WRITTEN INSTRUCTION> Check each line of the data for "true" and select those that have it.

SOURCE MATERIAL>
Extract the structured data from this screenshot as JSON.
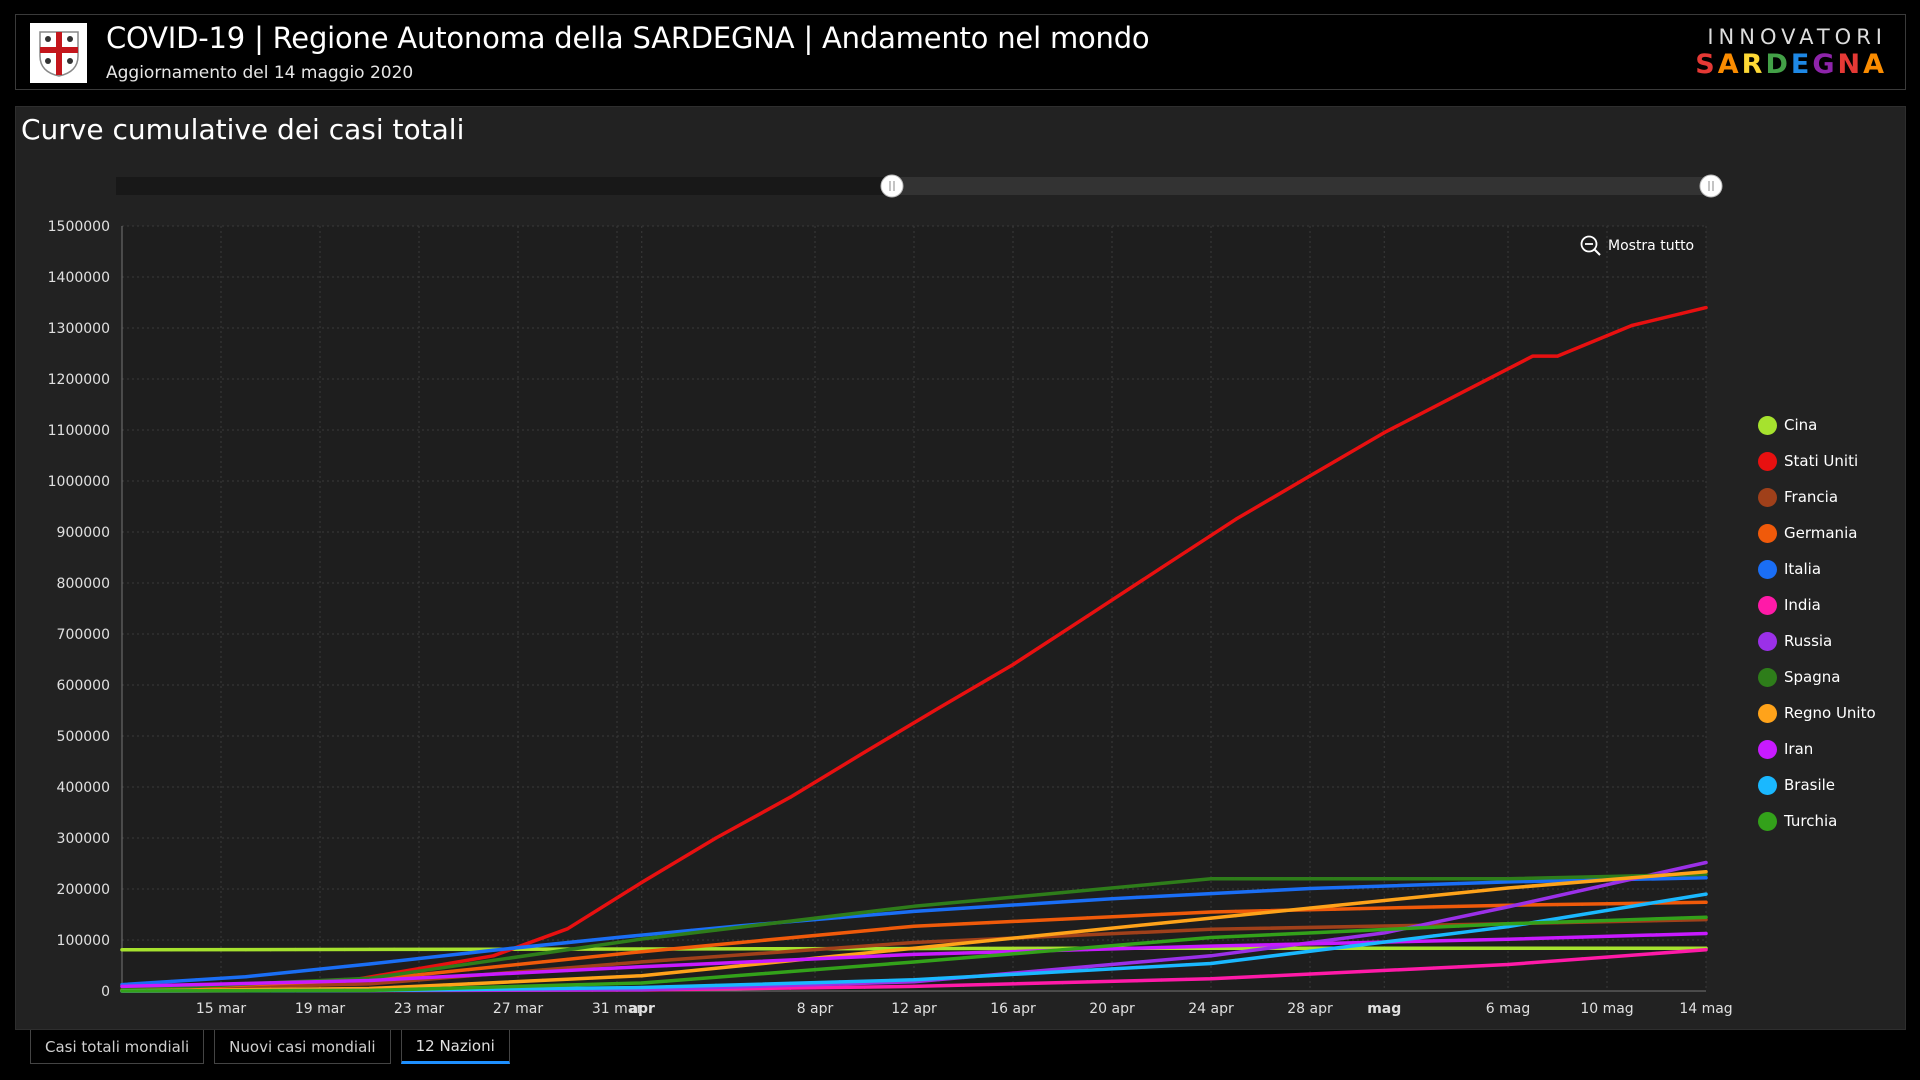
{
  "header": {
    "title": "COVID-19 | Regione Autonoma della SARDEGNA | Andamento nel mondo",
    "subtitle": "Aggiornamento del 14 maggio 2020",
    "brand_top": "INNOVATORI",
    "brand_bottom": "SARDEGNA",
    "brand_colors": [
      "#e53935",
      "#fb8c00",
      "#fdd835",
      "#43a047",
      "#1e88e5",
      "#8e24aa",
      "#e53935",
      "#fb8c00"
    ]
  },
  "panel": {
    "title": "Curve cumulative dei casi totali",
    "show_all_label": "Mostra tutto",
    "zoom_icon": "zoom-out-icon"
  },
  "tabs": [
    {
      "label": "Casi totali mondiali",
      "active": false
    },
    {
      "label": "Nuovi casi mondiali",
      "active": false
    },
    {
      "label": "12 Nazioni",
      "active": true
    }
  ],
  "chart_data": {
    "type": "line",
    "title": "Curve cumulative dei casi totali",
    "xlabel": "",
    "ylabel": "",
    "ylim": [
      0,
      1500000
    ],
    "y_ticks": [
      0,
      100000,
      200000,
      300000,
      400000,
      500000,
      600000,
      700000,
      800000,
      900000,
      1000000,
      1100000,
      1200000,
      1300000,
      1400000,
      1500000
    ],
    "x_range": [
      "2020-03-11",
      "2020-05-14"
    ],
    "x_ticks": [
      {
        "date": "2020-03-15",
        "label": "15 mar",
        "bold": false
      },
      {
        "date": "2020-03-19",
        "label": "19 mar",
        "bold": false
      },
      {
        "date": "2020-03-23",
        "label": "23 mar",
        "bold": false
      },
      {
        "date": "2020-03-27",
        "label": "27 mar",
        "bold": false
      },
      {
        "date": "2020-03-31",
        "label": "31 mar",
        "bold": false
      },
      {
        "date": "2020-04-01",
        "label": "apr",
        "bold": true
      },
      {
        "date": "2020-04-08",
        "label": "8 apr",
        "bold": false
      },
      {
        "date": "2020-04-12",
        "label": "12 apr",
        "bold": false
      },
      {
        "date": "2020-04-16",
        "label": "16 apr",
        "bold": false
      },
      {
        "date": "2020-04-20",
        "label": "20 apr",
        "bold": false
      },
      {
        "date": "2020-04-24",
        "label": "24 apr",
        "bold": false
      },
      {
        "date": "2020-04-28",
        "label": "28 apr",
        "bold": false
      },
      {
        "date": "2020-05-01",
        "label": "mag",
        "bold": true
      },
      {
        "date": "2020-05-06",
        "label": "6 mag",
        "bold": false
      },
      {
        "date": "2020-05-10",
        "label": "10 mag",
        "bold": false
      },
      {
        "date": "2020-05-14",
        "label": "14 mag",
        "bold": false
      }
    ],
    "grid": true,
    "legend_position": "right",
    "scrollbar": {
      "range": [
        "2020-03-11",
        "2020-05-14"
      ]
    },
    "series": [
      {
        "name": "Cina",
        "color": "#a6e22e",
        "points": [
          [
            "2020-03-11",
            80800
          ],
          [
            "2020-04-01",
            82300
          ],
          [
            "2020-04-20",
            84000
          ],
          [
            "2020-05-14",
            84000
          ]
        ]
      },
      {
        "name": "Stati Uniti",
        "color": "#e81010",
        "points": [
          [
            "2020-03-11",
            1200
          ],
          [
            "2020-03-20",
            19000
          ],
          [
            "2020-03-23",
            44000
          ],
          [
            "2020-03-26",
            69000
          ],
          [
            "2020-03-29",
            122000
          ],
          [
            "2020-04-01",
            213000
          ],
          [
            "2020-04-04",
            300000
          ],
          [
            "2020-04-07",
            380000
          ],
          [
            "2020-04-10",
            468000
          ],
          [
            "2020-04-13",
            555000
          ],
          [
            "2020-04-16",
            640000
          ],
          [
            "2020-04-19",
            735000
          ],
          [
            "2020-04-22",
            830000
          ],
          [
            "2020-04-25",
            925000
          ],
          [
            "2020-04-28",
            1010000
          ],
          [
            "2020-05-01",
            1095000
          ],
          [
            "2020-05-04",
            1170000
          ],
          [
            "2020-05-07",
            1245000
          ],
          [
            "2020-05-08",
            1245000
          ],
          [
            "2020-05-11",
            1305000
          ],
          [
            "2020-05-14",
            1340000
          ]
        ]
      },
      {
        "name": "Francia",
        "color": "#a0401a",
        "points": [
          [
            "2020-03-11",
            2300
          ],
          [
            "2020-03-21",
            14000
          ],
          [
            "2020-04-01",
            57000
          ],
          [
            "2020-04-12",
            95000
          ],
          [
            "2020-04-24",
            121000
          ],
          [
            "2020-05-06",
            132000
          ],
          [
            "2020-05-14",
            140000
          ]
        ]
      },
      {
        "name": "Germania",
        "color": "#f05a0a",
        "points": [
          [
            "2020-03-11",
            1900
          ],
          [
            "2020-03-21",
            22000
          ],
          [
            "2020-04-01",
            77000
          ],
          [
            "2020-04-12",
            127000
          ],
          [
            "2020-04-24",
            155000
          ],
          [
            "2020-05-06",
            168000
          ],
          [
            "2020-05-14",
            174000
          ]
        ]
      },
      {
        "name": "Italia",
        "color": "#1a6ef5",
        "points": [
          [
            "2020-03-11",
            12500
          ],
          [
            "2020-03-16",
            28000
          ],
          [
            "2020-03-21",
            53000
          ],
          [
            "2020-03-26",
            80000
          ],
          [
            "2020-03-31",
            105000
          ],
          [
            "2020-04-05",
            128000
          ],
          [
            "2020-04-12",
            156000
          ],
          [
            "2020-04-20",
            181000
          ],
          [
            "2020-04-28",
            201000
          ],
          [
            "2020-05-06",
            214000
          ],
          [
            "2020-05-14",
            222000
          ]
        ]
      },
      {
        "name": "India",
        "color": "#ff1aa8",
        "points": [
          [
            "2020-03-11",
            60
          ],
          [
            "2020-04-01",
            1900
          ],
          [
            "2020-04-12",
            9000
          ],
          [
            "2020-04-24",
            24000
          ],
          [
            "2020-05-06",
            52000
          ],
          [
            "2020-05-14",
            81000
          ]
        ]
      },
      {
        "name": "Russia",
        "color": "#9b30e8",
        "points": [
          [
            "2020-03-11",
            20
          ],
          [
            "2020-04-01",
            2800
          ],
          [
            "2020-04-12",
            18000
          ],
          [
            "2020-04-24",
            69000
          ],
          [
            "2020-05-01",
            114000
          ],
          [
            "2020-05-06",
            165000
          ],
          [
            "2020-05-14",
            252000
          ]
        ]
      },
      {
        "name": "Spagna",
        "color": "#2e7d1a",
        "points": [
          [
            "2020-03-11",
            2300
          ],
          [
            "2020-03-21",
            25000
          ],
          [
            "2020-04-01",
            102000
          ],
          [
            "2020-04-12",
            166000
          ],
          [
            "2020-04-24",
            220000
          ],
          [
            "2020-05-06",
            220000
          ],
          [
            "2020-05-14",
            229000
          ]
        ]
      },
      {
        "name": "Regno Unito",
        "color": "#ffa31a",
        "points": [
          [
            "2020-03-11",
            460
          ],
          [
            "2020-03-21",
            5000
          ],
          [
            "2020-04-01",
            30000
          ],
          [
            "2020-04-12",
            84000
          ],
          [
            "2020-04-24",
            143000
          ],
          [
            "2020-05-06",
            202000
          ],
          [
            "2020-05-14",
            234000
          ]
        ]
      },
      {
        "name": "Iran",
        "color": "#c81aff",
        "points": [
          [
            "2020-03-11",
            9000
          ],
          [
            "2020-03-21",
            20600
          ],
          [
            "2020-04-01",
            47600
          ],
          [
            "2020-04-12",
            71700
          ],
          [
            "2020-04-24",
            88000
          ],
          [
            "2020-05-06",
            101600
          ],
          [
            "2020-05-14",
            112700
          ]
        ]
      },
      {
        "name": "Brasile",
        "color": "#1ab8ff",
        "points": [
          [
            "2020-03-11",
            50
          ],
          [
            "2020-03-21",
            1000
          ],
          [
            "2020-04-01",
            6800
          ],
          [
            "2020-04-12",
            22000
          ],
          [
            "2020-04-24",
            54000
          ],
          [
            "2020-05-06",
            126000
          ],
          [
            "2020-05-14",
            190000
          ]
        ]
      },
      {
        "name": "Turchia",
        "color": "#33a11a",
        "points": [
          [
            "2020-03-11",
            1
          ],
          [
            "2020-03-21",
            1200
          ],
          [
            "2020-04-01",
            15700
          ],
          [
            "2020-04-12",
            56900
          ],
          [
            "2020-04-24",
            104900
          ],
          [
            "2020-05-06",
            131700
          ],
          [
            "2020-05-14",
            144700
          ]
        ]
      }
    ]
  }
}
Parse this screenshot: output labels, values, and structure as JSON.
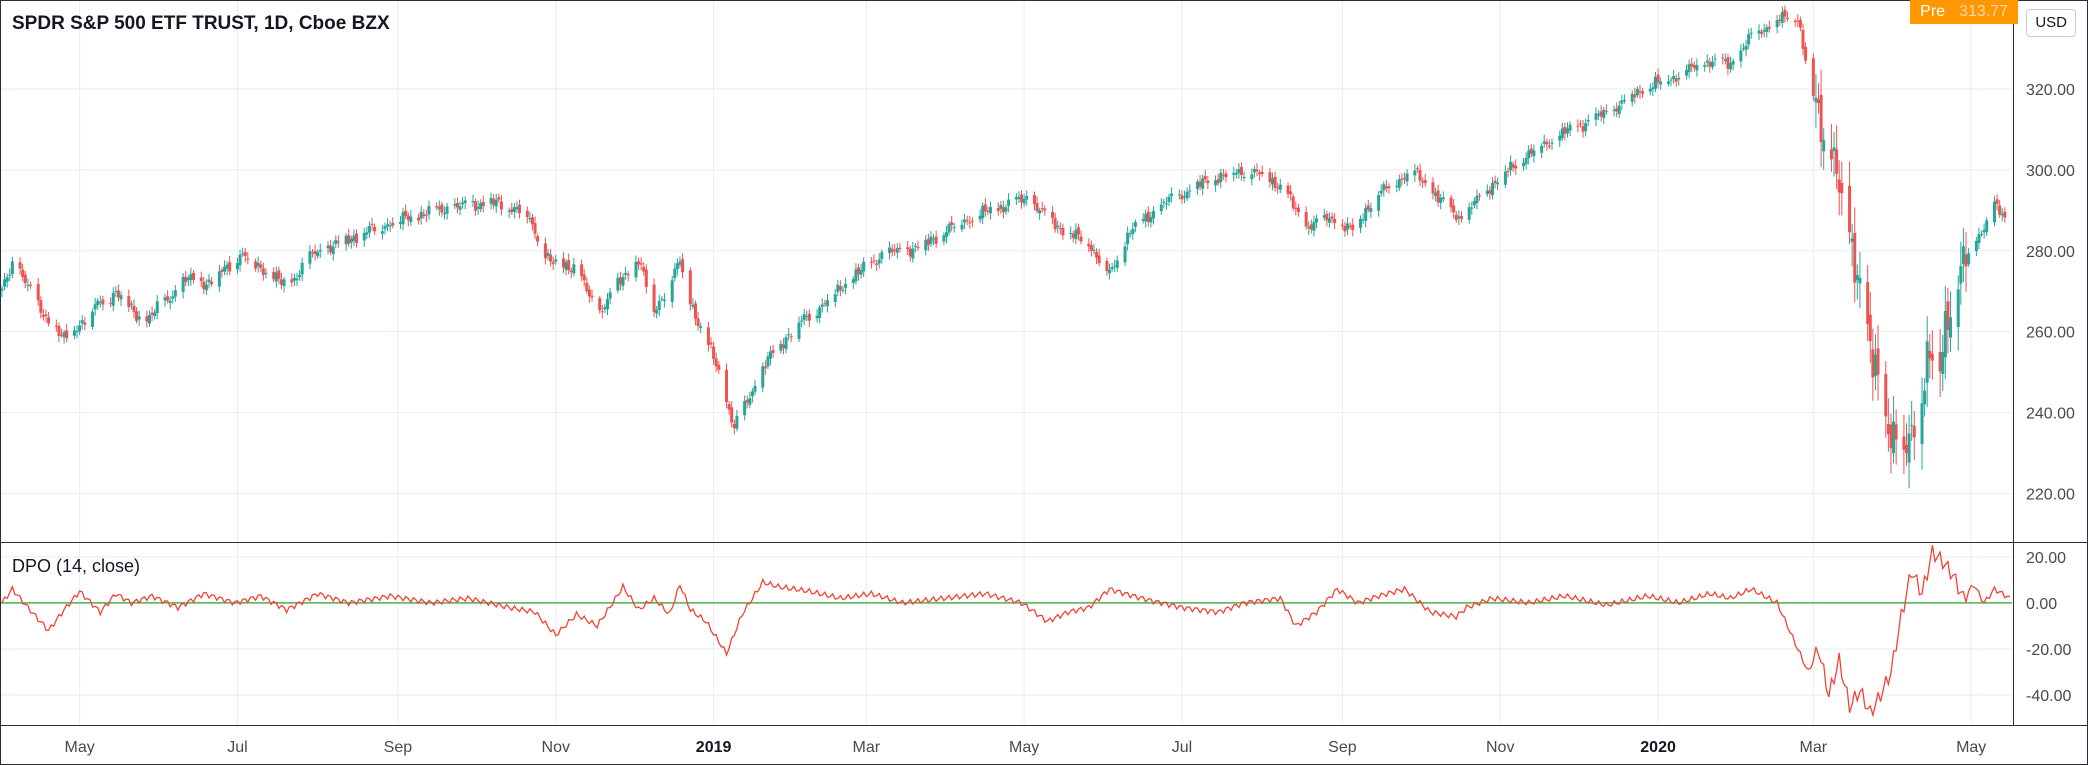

FULL SOLUTION>
      "active": true
        "bold": true
        "bold": true
    "grid": true,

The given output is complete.